- Written request 1:
In the profile of artist Cindy Fletcher Holden, what style has been her dominant one since college?
- Written request 2:
List every example of patterning that the profile of artist Cindy Fletcher Holden gives in its opening paragraph.
- Written request 3:
Carry the profile of artist Cindy Fletcher Holden forward from its final sentence.

- Passage given:

start

+ By Desiree Smith-Daughety

Where a person may view an object and see only its utilitarian use, artist Cindy Fletcher Holden will likely be drawn in by its pattern. Repetitive shapes in a sail loft. Linear rows of thread spools. Conical push pins. Such patterning may spark the subject of her next project. 

When she was a college student, Holden visited boatyards with her father and ended up buying a wooden boat. Her father, who was helping her replace the boat’s engine, informed her that she needed to search for engine parts. “He saw parts, I saw art,” says Holden.  

Her paintings are inspired by what hits her in the moment. For example, on a walk along the Sassafras River on the Eastern Shore, a section of pokeweed gave her pause and was later interpreted onto a canvas. She prefers to paint on either really big or really small canvases, not caring for sizes in between. In her studio, many canvases dwarf her as they rest against the wall. A current work in progress features cars, outlined and roughed in. More finished works present a zoomed-in effect, exploring twists and turns of beads around curated objects or displaying an image within an image, such as a scene reflected on the shiny side of an automobile. Holden draws out and showcases such details. 

Alacrity Affirmed is oil on canvas, 6 ft tall, 8 ft wide

Ever since college, she has been drawn to photorealism, now her dominant style. The act of smearing paint makes her happy, coaxing it into a crisp finish. Sometimes she paints what she sees—bold renderings transformed into images that bring the smallest details to the forefront. Other times, she experiences what she terms a delayed reaction, and a metamorphosis of the subject matter transpires. She will figure and reconfigure one or more images into a cohesive composition.

end

(Region annotation records)
start

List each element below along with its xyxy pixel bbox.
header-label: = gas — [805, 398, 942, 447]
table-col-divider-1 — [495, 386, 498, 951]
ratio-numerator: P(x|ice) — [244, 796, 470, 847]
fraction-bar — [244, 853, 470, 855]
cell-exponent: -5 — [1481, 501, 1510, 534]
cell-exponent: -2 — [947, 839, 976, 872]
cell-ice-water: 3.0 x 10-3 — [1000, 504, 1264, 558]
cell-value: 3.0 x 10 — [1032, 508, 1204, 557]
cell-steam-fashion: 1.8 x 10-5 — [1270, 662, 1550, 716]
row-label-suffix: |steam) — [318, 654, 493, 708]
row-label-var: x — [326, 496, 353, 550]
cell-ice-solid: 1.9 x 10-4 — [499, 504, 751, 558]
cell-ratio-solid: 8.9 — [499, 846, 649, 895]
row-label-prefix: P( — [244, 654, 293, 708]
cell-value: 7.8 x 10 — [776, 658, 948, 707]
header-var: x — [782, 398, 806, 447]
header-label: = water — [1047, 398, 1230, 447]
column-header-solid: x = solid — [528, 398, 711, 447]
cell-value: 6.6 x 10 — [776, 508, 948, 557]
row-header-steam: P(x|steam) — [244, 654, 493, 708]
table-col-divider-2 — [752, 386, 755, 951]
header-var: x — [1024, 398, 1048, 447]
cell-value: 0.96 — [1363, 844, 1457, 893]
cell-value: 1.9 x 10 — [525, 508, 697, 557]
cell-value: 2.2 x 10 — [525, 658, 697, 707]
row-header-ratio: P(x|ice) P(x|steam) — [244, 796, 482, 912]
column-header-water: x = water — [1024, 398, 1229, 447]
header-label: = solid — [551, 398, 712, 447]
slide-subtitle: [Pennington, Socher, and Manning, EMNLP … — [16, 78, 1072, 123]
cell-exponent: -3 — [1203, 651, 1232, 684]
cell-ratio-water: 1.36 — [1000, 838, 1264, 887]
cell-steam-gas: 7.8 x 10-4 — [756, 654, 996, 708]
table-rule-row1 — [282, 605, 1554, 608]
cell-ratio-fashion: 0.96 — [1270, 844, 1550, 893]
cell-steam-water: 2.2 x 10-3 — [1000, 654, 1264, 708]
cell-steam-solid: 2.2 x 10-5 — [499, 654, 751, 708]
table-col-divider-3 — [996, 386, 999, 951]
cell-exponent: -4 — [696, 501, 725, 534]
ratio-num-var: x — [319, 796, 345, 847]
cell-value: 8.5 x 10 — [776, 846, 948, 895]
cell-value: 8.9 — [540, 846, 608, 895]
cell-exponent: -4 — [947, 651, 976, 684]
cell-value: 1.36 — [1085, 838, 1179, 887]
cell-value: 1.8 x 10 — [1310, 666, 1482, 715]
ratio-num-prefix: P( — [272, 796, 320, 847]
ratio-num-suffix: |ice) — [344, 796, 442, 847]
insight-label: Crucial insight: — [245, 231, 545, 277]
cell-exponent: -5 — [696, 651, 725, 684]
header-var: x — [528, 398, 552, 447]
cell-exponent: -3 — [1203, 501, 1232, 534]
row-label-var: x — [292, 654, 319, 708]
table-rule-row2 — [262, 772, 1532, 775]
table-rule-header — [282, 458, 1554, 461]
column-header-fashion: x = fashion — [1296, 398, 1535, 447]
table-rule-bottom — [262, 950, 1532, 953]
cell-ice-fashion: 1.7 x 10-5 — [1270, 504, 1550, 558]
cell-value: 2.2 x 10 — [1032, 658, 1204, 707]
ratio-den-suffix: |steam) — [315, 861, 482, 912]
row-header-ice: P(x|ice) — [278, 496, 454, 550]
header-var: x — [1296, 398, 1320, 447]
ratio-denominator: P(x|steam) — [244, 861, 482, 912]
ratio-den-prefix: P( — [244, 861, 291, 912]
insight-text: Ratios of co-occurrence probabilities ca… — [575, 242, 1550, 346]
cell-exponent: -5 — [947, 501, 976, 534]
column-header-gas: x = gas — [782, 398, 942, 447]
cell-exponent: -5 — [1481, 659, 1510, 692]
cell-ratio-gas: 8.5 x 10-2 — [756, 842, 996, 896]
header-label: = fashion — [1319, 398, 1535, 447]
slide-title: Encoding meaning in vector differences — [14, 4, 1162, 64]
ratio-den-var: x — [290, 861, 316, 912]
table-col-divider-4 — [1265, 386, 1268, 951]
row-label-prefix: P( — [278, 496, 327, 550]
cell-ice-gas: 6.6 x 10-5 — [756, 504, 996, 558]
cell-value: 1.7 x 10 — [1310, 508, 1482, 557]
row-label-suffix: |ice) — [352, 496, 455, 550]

end

- Written response 1:
Photorealism.

- Written response 2:
Repetitive shapes in a sail loft, linear rows of thread spools, and conical push pins.

- Written response 3:
One way Holden makes a living as an artist is by taking art commissions. One of her primary clients is Starbucks. Hired to execute other people’s art, she travels to various sites in different states to paint murals onto interior walls. Narrative is sometimes included, such as a description of how coffee is grown, which Holden scripts. She employs her hand-lettering skills for which Starbucks hired her before her work for them evolved to also include painting. Her work with the company is highly valued; one company representative referred to her as a “rock star.” 

In Annapolis, she hosts the biannual art show Art Between the Creeks, in which she displays her work along with those of a revolving group of other local artists. “There’s a lot of talent in Annapolis,” she says. Hosting the show compels her to produce at least one large work every six months. 

“Pokeweed” oil on canvas 4′ high 6′ wide

Holden’s parents encouraged her to pursue artistic expression, proffering sketch pads and bouquets of ballpoint pens for her. Her parents saved her early works, which Holden now has. She took her own skills for granted, including her awareness of spatial relationships. But it may also be her birthright; her grandfather was a professional sign painter and muralist. Her first job was in freelance signage art, and she used the same type of brushes, techniques, and gold leaf that her grandfather used in his work. 

Born in Annapolis, Holden and her family lived in Severna Park before moving to Pittsburgh, Pennsylvania, where she attended a high school that boasted a healthy art department. She was commissioned to paint murals in people’s homes while in high school. She relocated back to Maryland (the family had maintained a boat in Pasadena) when she decided to attend the Maryland Institute College of Art. She was second in her graduating class, which, she says, coupled with her art degree, inflated her ego. “I had to slap myself into humility,” she admits. Holden needed work, so she applied at a sign company for a job as a sign-writing apprentice and learned hand lettering.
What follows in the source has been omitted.